— Start —

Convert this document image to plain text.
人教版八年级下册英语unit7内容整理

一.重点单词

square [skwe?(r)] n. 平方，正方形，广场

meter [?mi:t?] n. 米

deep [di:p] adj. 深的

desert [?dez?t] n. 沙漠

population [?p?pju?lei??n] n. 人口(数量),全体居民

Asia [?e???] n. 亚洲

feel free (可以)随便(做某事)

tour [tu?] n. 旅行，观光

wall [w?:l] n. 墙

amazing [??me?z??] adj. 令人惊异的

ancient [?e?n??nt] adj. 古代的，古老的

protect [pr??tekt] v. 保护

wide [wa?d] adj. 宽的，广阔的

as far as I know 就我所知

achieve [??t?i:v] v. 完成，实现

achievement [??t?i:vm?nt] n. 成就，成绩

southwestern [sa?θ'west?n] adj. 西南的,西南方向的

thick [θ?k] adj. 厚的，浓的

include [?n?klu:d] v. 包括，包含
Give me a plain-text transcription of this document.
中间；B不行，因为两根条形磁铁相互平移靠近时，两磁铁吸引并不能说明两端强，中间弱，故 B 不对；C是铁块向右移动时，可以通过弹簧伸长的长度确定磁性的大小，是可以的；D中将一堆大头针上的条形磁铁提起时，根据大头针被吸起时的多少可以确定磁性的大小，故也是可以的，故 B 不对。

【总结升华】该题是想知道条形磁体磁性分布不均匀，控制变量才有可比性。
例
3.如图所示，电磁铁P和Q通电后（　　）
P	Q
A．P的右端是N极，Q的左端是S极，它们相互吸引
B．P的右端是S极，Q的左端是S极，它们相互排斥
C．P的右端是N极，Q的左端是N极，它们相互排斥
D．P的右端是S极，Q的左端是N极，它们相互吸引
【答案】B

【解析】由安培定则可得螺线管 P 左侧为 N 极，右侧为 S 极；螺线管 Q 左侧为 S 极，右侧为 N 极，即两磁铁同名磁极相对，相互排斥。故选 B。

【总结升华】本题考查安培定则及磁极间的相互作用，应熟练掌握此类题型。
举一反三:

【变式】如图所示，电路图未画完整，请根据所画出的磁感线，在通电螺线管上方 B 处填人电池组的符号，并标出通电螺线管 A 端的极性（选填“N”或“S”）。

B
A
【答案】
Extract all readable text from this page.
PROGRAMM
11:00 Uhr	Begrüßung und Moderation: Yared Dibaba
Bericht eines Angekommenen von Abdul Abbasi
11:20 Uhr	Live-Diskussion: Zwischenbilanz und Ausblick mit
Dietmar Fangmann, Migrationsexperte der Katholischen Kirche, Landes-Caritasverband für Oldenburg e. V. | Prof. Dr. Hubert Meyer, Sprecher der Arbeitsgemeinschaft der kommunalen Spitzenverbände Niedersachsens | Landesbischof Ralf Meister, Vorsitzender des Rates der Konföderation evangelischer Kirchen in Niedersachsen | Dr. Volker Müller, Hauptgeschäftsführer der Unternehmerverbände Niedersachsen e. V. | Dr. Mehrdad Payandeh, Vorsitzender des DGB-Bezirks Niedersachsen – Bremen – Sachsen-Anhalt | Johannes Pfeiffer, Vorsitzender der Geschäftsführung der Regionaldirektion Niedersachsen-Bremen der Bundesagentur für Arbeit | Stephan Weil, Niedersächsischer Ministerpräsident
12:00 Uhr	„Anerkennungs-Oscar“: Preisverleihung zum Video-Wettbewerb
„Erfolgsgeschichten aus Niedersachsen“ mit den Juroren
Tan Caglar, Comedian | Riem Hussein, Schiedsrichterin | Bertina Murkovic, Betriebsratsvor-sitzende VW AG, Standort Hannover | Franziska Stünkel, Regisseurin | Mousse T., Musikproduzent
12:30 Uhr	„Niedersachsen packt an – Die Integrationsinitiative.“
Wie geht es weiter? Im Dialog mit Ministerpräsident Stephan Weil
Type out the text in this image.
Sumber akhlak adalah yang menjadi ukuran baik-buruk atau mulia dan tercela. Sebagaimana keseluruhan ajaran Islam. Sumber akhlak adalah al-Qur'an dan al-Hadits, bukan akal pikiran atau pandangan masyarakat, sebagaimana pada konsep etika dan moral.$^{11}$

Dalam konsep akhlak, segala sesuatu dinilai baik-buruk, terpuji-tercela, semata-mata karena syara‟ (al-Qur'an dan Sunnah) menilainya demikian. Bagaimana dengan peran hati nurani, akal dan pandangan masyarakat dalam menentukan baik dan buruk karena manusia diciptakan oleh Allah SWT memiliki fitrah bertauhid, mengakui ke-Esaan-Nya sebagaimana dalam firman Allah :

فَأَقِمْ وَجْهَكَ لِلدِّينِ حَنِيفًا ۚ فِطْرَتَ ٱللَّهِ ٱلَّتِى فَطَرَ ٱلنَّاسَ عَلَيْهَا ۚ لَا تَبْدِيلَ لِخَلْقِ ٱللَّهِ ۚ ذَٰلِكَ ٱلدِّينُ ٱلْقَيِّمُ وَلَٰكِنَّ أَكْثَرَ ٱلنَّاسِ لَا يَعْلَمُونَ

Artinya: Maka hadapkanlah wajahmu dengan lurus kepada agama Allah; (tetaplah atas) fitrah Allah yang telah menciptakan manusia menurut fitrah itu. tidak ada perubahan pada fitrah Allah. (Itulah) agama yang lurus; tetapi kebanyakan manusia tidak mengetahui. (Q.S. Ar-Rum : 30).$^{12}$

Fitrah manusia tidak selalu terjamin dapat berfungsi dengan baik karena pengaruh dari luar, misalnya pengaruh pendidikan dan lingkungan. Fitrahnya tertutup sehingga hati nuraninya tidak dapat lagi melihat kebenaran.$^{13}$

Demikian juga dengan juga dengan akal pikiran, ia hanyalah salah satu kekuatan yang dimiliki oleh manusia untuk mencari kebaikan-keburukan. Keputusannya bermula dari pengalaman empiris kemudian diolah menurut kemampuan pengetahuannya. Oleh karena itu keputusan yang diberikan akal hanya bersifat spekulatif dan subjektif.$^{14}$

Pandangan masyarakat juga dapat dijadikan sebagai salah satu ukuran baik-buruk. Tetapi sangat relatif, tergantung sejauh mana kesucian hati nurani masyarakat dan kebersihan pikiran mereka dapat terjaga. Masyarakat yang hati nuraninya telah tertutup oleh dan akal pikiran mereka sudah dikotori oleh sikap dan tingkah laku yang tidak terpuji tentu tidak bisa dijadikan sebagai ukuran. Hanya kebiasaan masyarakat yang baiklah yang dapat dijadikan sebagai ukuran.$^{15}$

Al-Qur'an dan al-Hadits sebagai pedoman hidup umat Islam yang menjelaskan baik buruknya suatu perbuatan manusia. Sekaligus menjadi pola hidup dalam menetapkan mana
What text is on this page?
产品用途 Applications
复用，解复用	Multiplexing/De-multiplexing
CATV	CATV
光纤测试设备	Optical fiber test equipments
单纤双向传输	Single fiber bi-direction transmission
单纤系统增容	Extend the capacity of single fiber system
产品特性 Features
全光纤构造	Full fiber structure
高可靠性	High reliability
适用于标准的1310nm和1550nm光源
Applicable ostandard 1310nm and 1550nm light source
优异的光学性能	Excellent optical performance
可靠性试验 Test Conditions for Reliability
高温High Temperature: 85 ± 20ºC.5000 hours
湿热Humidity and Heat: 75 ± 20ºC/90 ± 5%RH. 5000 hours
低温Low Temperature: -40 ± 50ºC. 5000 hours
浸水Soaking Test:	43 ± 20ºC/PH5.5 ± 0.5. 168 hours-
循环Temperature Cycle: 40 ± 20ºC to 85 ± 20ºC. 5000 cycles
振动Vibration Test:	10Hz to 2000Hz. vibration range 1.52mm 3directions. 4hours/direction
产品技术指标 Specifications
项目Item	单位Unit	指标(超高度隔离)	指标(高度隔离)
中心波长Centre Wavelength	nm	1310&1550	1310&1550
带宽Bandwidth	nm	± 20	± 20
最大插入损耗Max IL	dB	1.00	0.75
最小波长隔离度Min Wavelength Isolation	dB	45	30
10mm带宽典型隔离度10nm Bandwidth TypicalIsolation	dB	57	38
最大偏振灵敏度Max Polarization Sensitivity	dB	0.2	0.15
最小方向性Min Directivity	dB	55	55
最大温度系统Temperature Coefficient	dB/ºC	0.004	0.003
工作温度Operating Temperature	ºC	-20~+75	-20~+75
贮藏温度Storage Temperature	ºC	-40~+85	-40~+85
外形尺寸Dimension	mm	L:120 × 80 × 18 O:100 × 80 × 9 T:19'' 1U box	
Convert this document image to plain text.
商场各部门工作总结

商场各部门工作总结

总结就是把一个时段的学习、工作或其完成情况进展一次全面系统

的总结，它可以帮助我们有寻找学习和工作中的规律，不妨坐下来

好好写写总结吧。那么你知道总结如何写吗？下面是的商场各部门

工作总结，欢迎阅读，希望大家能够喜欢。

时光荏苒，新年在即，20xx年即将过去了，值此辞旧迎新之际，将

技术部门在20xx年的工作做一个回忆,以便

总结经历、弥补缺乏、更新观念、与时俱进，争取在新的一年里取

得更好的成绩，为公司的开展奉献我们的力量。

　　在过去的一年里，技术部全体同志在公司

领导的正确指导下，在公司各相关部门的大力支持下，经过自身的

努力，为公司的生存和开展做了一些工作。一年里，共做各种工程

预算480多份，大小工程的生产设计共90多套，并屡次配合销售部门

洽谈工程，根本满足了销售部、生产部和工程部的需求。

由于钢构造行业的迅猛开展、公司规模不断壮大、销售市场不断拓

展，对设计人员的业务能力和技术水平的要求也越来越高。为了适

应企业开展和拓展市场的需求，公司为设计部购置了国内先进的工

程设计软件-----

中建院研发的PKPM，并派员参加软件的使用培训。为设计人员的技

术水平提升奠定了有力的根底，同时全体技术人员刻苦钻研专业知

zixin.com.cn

— End —

Your objective →
Gather up, from the records above, each line where the word "Ministerpräsident" appears.

Solution →
Dietmar Fangmann, Migrationsexperte der Katholischen Kirche, Landes-Caritasverband für Oldenburg e. V. | Prof. Dr. Hubert Meyer, Sprecher der Arbeitsgemeinschaft der kommunalen Spitzenverbände Niedersachsens | Landesbischof Ralf Meister, Vorsitzender des Rates der Konföderation evangelischer Kirchen in Niedersachsen | Dr. Volker Müller, Hauptgeschäftsführer der Unternehmerverbände Niedersachsen e. V. | Dr. Mehrdad Payandeh, Vorsitzender des DGB-Bezirks Niedersachsen – Bremen – Sachsen-Anhalt | Johannes Pfeiffer, Vorsitzender der Geschäftsführung der Regionaldirektion Niedersachsen-Bremen der Bundesagentur für Arbeit | Stephan Weil, Niedersächsischer Ministerpräsident
Wie geht es weiter? Im Dialog mit Ministerpräsident Stephan Weil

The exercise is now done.